> **Problem to solve**
Quote verbatim every line of the items below, from the first line through the line containing "legend-label: 군사보안 문제 [714, 582, 801, 606]", with both of those lines included.

'''

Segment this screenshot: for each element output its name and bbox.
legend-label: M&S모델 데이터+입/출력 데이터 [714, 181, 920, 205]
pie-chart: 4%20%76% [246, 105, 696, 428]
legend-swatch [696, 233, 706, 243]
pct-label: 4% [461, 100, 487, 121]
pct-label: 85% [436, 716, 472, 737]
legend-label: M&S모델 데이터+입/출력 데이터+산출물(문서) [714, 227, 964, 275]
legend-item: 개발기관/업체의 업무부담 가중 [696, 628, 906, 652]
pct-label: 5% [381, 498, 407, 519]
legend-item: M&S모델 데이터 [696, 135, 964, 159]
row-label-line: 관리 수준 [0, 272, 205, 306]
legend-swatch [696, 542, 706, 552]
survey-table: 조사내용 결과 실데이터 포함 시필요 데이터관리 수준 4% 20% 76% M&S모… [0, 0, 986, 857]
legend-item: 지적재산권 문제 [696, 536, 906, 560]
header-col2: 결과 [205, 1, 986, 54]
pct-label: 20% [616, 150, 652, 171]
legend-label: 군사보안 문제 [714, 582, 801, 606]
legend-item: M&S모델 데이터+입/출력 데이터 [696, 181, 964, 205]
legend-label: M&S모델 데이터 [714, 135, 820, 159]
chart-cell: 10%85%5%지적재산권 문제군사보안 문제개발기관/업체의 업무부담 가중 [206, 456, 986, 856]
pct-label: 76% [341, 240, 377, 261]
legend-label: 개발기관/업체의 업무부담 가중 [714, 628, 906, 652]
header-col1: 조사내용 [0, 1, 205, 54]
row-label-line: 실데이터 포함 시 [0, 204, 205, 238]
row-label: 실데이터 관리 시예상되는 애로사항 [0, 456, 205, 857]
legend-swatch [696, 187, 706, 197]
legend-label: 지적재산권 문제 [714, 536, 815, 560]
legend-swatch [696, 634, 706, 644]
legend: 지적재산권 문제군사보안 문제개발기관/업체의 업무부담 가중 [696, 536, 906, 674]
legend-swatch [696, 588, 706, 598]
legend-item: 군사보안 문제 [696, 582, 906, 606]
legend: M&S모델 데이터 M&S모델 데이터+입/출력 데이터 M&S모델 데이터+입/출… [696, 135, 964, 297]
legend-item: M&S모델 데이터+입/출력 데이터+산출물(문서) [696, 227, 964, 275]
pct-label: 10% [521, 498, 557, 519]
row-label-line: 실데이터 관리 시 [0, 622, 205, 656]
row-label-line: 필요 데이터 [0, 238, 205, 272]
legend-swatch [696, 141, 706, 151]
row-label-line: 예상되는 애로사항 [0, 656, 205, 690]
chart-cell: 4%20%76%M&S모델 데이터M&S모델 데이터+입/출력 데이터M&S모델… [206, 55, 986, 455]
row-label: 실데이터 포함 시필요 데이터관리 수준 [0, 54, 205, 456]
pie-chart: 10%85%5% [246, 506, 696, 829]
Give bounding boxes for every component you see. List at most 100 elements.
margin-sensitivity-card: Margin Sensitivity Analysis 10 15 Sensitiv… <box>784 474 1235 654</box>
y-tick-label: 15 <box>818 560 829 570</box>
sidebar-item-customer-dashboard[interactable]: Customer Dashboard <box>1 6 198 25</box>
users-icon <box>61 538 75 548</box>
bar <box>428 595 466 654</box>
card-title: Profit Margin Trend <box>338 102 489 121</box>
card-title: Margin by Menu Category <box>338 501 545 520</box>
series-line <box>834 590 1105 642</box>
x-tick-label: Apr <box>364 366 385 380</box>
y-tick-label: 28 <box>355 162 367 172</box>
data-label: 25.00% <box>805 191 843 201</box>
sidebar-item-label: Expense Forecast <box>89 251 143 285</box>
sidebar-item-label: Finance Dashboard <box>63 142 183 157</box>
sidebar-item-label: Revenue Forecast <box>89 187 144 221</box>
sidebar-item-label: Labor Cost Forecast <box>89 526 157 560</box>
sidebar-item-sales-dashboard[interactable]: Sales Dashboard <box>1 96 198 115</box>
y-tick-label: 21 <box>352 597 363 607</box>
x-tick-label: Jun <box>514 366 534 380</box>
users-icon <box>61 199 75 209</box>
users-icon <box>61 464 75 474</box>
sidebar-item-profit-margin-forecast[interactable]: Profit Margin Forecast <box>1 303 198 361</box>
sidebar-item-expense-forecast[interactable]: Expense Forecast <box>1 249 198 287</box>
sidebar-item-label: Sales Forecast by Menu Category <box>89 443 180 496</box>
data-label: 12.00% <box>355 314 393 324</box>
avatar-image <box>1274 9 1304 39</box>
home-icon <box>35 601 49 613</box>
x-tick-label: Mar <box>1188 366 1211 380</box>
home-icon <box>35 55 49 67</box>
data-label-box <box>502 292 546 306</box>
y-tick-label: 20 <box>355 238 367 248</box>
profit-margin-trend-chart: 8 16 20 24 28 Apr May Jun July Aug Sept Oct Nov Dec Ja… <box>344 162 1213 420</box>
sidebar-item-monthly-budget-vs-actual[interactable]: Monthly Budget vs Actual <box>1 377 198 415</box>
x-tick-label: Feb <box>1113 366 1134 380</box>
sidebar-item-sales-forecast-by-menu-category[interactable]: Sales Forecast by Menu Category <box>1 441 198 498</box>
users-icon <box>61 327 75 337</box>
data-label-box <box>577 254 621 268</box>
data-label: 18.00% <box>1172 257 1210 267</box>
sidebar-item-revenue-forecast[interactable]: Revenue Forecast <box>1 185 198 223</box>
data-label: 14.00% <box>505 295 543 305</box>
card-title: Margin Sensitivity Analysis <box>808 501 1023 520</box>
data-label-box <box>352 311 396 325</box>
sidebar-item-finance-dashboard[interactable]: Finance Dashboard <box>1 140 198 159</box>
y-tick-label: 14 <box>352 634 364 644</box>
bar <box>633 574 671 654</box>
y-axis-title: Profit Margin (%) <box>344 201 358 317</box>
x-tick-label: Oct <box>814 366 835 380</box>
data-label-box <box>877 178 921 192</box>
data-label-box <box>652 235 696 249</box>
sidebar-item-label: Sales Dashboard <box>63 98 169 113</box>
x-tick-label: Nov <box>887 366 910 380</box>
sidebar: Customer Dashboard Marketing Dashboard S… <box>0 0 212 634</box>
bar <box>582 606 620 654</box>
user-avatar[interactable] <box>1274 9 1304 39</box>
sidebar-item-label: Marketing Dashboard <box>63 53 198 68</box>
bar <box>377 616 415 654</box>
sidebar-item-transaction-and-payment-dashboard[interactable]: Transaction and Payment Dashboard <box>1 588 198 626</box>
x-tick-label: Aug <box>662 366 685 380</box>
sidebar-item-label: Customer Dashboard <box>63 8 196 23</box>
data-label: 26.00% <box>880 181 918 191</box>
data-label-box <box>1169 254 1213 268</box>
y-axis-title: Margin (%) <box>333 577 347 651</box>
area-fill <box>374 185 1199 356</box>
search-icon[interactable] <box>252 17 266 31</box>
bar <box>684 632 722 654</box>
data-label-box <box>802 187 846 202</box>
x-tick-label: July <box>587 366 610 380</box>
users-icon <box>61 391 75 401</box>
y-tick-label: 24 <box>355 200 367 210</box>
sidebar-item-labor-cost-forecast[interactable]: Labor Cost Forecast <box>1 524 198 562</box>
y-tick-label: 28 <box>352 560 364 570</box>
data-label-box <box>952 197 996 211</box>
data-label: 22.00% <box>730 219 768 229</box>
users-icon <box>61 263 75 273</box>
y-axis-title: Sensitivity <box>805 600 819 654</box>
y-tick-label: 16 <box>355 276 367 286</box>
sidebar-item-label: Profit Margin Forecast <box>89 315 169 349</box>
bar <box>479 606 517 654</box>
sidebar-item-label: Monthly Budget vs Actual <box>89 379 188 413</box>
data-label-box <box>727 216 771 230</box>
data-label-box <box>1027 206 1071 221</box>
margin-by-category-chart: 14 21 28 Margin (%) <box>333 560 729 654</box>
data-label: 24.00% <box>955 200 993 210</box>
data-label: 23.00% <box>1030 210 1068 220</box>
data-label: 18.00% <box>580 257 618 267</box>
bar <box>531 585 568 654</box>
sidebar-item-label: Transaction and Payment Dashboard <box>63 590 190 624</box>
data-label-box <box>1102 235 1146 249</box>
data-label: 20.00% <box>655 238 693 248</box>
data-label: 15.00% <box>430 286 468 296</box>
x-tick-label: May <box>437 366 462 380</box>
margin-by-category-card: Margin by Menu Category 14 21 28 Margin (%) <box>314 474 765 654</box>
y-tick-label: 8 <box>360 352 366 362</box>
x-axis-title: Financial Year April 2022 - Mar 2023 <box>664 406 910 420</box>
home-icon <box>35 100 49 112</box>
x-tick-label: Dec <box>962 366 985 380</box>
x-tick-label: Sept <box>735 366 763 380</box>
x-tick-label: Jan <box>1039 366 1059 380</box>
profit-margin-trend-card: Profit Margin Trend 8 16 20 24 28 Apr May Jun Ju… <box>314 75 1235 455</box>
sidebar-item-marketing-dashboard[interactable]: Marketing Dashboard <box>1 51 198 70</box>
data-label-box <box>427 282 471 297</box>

'''

> **Answer to this exercise**
Segment this screenshot: for each element output its name and bbox.
legend-label: M&S모델 데이터+입/출력 데이터 [714, 181, 920, 205]
pie-chart: 4%20%76% [246, 105, 696, 428]
legend-swatch [696, 233, 706, 243]
pct-label: 4% [461, 100, 487, 121]
pct-label: 85% [436, 716, 472, 737]
legend-label: M&S모델 데이터+입/출력 데이터+산출물(문서) [714, 227, 964, 275]
legend-item: 개발기관/업체의 업무부담 가중 [696, 628, 906, 652]
pct-label: 5% [381, 498, 407, 519]
legend-item: M&S모델 데이터 [696, 135, 964, 159]
row-label-line: 관리 수준 [0, 272, 205, 306]
legend-swatch [696, 542, 706, 552]
survey-table: 조사내용 결과 실데이터 포함 시필요 데이터관리 수준 4% 20% 76% M&S모… [0, 0, 986, 857]
legend-item: 지적재산권 문제 [696, 536, 906, 560]
header-col2: 결과 [205, 1, 986, 54]
pct-label: 20% [616, 150, 652, 171]
legend-label: 군사보안 문제 [714, 582, 801, 606]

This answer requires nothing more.